▶ **What is expected**:
Determine the number of lines that have the string "halos" in them, and give only that number.

Records from a collection
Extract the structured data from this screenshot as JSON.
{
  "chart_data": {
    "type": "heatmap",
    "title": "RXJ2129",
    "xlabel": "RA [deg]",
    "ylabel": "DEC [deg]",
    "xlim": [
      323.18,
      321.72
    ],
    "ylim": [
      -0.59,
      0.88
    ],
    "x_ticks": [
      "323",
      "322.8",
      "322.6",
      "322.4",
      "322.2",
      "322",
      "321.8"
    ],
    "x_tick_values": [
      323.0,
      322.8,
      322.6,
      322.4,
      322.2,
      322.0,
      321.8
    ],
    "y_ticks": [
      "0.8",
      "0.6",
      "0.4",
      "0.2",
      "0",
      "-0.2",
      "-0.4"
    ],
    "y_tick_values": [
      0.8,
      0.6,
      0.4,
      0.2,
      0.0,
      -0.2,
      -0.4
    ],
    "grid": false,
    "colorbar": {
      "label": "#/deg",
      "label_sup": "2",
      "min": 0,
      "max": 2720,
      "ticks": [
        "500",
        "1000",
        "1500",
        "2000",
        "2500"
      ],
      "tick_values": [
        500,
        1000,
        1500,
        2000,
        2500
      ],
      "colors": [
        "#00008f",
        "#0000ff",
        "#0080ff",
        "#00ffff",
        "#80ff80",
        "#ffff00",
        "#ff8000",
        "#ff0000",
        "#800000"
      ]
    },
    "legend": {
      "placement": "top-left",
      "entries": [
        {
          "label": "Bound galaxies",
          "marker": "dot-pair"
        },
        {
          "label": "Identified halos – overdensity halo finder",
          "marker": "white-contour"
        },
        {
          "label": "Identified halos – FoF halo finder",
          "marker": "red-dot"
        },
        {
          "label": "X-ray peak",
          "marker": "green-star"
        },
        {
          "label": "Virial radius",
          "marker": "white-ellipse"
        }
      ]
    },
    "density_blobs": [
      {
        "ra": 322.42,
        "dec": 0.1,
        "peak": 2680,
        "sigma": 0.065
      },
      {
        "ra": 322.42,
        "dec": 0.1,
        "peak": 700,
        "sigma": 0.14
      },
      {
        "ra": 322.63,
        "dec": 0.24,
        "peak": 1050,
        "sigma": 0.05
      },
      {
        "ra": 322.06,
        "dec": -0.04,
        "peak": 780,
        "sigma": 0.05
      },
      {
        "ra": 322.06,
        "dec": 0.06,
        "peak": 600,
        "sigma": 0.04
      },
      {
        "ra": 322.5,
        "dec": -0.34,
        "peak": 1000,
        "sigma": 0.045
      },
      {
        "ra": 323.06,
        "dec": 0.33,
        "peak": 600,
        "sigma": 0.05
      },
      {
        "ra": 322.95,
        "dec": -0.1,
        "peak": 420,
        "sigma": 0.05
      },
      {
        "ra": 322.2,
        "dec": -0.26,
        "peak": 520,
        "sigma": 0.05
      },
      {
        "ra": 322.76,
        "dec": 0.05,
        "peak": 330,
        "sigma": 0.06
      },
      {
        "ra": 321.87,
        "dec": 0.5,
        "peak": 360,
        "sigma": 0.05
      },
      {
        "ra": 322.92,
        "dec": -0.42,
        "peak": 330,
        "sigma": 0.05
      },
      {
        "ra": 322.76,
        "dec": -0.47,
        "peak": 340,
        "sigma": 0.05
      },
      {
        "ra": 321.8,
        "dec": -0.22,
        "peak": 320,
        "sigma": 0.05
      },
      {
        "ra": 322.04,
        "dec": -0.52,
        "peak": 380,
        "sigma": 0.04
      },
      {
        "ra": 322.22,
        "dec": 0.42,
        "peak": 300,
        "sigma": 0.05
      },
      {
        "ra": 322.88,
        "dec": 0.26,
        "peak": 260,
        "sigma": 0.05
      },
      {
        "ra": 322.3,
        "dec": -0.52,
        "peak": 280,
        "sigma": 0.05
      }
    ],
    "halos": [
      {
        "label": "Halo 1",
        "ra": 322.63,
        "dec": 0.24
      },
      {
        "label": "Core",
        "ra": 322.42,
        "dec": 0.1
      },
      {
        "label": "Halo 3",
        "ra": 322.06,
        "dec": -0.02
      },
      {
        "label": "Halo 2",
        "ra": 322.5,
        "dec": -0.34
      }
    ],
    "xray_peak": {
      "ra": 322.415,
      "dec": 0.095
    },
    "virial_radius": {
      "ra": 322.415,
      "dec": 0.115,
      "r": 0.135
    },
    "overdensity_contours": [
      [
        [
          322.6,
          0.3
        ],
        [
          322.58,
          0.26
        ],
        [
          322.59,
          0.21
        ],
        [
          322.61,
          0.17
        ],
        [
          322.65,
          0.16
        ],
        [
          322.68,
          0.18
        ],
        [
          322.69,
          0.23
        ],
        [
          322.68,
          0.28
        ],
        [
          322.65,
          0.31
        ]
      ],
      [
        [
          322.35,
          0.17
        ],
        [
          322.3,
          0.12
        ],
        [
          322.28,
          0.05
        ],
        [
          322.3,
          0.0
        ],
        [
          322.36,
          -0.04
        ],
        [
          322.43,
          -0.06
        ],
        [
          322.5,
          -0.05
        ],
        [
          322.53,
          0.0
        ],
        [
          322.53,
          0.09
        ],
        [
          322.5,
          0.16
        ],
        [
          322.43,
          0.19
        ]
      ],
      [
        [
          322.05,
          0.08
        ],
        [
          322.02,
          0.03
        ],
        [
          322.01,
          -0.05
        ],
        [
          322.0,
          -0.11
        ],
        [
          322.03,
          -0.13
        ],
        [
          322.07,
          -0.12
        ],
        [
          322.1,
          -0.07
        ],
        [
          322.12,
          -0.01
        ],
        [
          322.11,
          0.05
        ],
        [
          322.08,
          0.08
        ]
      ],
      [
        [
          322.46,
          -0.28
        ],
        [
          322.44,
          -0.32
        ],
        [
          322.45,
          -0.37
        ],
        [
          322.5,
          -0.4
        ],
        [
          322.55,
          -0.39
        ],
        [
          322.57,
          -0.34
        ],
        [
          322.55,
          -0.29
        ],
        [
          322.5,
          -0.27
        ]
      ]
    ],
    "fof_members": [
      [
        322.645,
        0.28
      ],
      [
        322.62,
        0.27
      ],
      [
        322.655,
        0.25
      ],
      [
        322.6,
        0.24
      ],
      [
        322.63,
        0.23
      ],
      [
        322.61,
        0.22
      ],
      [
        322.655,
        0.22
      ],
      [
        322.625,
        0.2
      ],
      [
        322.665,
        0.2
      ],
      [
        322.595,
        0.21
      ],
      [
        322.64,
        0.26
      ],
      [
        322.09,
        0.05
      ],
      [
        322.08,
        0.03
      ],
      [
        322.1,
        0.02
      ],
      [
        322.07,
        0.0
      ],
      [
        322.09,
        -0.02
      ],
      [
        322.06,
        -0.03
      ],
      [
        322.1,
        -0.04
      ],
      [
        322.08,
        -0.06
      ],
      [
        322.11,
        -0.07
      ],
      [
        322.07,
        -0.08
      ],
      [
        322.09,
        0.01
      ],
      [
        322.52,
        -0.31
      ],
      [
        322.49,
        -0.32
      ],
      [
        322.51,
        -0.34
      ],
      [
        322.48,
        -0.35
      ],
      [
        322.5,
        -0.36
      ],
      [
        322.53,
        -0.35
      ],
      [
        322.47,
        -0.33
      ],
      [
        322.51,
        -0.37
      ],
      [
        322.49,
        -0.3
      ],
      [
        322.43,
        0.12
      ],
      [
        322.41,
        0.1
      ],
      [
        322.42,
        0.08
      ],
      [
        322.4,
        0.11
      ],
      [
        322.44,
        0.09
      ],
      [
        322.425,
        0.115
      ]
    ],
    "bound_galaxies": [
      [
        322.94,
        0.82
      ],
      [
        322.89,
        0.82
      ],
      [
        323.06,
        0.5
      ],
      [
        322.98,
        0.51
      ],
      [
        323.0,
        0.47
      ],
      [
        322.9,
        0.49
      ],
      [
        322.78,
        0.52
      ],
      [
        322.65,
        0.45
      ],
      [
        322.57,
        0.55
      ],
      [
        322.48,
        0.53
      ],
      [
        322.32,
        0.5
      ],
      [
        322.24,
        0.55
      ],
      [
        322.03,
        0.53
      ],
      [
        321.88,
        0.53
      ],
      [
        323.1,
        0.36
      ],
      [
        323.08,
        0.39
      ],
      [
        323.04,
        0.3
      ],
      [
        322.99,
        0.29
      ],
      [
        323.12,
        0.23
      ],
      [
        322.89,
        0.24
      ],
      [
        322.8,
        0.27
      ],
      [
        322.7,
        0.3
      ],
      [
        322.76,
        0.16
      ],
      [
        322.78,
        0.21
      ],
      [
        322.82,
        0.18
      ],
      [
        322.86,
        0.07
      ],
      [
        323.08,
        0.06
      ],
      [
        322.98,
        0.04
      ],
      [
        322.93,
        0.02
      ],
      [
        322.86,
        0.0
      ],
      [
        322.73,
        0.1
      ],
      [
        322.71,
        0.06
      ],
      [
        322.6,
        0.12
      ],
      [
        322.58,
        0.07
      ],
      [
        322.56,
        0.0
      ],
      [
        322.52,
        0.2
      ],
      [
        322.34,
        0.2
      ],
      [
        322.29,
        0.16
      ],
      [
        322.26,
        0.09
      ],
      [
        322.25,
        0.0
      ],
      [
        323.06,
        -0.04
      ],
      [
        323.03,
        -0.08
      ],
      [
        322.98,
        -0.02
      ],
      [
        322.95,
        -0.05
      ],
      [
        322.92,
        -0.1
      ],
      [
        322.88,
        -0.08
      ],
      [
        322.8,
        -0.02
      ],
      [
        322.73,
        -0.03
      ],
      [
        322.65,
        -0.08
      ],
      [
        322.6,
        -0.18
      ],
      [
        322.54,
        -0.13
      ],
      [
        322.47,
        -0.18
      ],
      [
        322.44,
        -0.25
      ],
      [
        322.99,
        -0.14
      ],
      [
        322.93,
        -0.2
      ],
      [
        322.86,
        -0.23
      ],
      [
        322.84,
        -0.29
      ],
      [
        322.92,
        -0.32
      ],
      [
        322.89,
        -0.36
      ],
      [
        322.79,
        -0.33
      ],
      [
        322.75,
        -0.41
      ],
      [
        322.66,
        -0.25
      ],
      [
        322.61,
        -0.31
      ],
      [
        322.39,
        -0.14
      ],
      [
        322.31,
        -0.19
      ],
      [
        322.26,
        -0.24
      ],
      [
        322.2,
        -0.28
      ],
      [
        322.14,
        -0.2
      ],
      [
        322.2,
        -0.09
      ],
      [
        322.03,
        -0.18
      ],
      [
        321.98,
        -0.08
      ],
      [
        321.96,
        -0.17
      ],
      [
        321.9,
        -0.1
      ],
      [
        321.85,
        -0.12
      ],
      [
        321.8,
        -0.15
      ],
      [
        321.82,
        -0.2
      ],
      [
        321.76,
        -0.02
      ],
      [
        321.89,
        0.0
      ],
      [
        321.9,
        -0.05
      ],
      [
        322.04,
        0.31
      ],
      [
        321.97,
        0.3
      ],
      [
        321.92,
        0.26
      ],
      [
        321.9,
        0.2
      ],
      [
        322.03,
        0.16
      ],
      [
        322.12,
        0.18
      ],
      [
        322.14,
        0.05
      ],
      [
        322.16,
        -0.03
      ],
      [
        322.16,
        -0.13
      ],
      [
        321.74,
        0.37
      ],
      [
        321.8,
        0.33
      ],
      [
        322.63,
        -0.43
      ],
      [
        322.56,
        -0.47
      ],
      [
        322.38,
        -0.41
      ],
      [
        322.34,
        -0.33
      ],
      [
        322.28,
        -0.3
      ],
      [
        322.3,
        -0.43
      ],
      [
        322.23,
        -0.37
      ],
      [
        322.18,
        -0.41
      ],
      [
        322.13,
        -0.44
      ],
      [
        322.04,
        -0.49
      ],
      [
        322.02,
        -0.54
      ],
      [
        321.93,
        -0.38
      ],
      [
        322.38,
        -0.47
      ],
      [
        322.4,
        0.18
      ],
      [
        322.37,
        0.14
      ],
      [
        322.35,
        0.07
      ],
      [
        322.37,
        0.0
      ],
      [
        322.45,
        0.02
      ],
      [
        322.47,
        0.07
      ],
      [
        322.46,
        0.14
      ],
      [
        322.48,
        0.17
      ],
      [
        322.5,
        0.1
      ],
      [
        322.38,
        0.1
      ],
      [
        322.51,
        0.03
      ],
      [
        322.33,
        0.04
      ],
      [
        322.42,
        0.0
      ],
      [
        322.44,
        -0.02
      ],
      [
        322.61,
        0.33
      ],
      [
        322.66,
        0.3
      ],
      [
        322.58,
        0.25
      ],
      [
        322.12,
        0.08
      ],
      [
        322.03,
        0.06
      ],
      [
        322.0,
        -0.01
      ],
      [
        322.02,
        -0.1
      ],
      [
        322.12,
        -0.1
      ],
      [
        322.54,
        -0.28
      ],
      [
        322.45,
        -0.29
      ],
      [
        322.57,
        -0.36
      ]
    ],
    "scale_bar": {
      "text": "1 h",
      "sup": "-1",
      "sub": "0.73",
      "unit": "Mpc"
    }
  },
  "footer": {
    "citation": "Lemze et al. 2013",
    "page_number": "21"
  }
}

▶ **Solution to the problem**:
3